**Stated goal:**
Locate each line containing the string "screenshot" and copy it out.
___ Records for this exercise ___
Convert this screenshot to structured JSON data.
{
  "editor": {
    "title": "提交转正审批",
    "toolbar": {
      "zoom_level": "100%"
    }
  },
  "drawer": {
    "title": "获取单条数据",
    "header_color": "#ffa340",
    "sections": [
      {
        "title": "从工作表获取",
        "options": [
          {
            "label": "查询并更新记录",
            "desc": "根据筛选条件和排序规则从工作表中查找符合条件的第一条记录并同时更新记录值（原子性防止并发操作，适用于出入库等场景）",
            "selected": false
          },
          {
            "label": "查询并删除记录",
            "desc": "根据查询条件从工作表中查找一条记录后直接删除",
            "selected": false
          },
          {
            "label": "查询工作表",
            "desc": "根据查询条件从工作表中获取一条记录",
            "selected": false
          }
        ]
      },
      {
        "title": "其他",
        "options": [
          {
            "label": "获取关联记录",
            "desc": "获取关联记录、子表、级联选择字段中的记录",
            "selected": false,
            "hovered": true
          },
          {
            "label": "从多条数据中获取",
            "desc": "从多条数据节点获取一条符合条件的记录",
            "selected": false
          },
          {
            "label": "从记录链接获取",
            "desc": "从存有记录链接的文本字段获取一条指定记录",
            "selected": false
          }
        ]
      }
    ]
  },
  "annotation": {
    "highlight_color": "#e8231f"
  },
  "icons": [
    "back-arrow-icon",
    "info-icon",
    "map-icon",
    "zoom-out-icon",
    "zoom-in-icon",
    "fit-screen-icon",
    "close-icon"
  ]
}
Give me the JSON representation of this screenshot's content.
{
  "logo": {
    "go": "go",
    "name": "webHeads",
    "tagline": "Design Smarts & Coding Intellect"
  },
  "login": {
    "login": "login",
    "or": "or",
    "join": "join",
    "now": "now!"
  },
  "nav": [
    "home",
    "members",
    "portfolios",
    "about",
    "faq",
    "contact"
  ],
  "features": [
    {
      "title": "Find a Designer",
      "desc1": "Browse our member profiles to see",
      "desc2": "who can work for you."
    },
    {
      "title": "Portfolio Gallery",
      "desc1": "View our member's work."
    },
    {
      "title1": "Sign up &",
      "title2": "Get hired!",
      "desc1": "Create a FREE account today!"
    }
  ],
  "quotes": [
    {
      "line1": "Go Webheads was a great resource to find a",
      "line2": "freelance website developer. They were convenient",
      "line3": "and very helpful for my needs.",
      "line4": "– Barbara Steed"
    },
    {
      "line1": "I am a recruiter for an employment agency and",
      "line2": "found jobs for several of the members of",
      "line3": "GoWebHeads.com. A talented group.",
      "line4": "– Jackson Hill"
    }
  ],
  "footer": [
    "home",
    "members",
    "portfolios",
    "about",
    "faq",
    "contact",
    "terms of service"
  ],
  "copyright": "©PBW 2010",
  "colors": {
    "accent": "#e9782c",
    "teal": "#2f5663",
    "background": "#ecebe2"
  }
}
___
**Correct answer:**
Convert this screenshot to structured JSON data.
Give me the JSON representation of this screenshot's content.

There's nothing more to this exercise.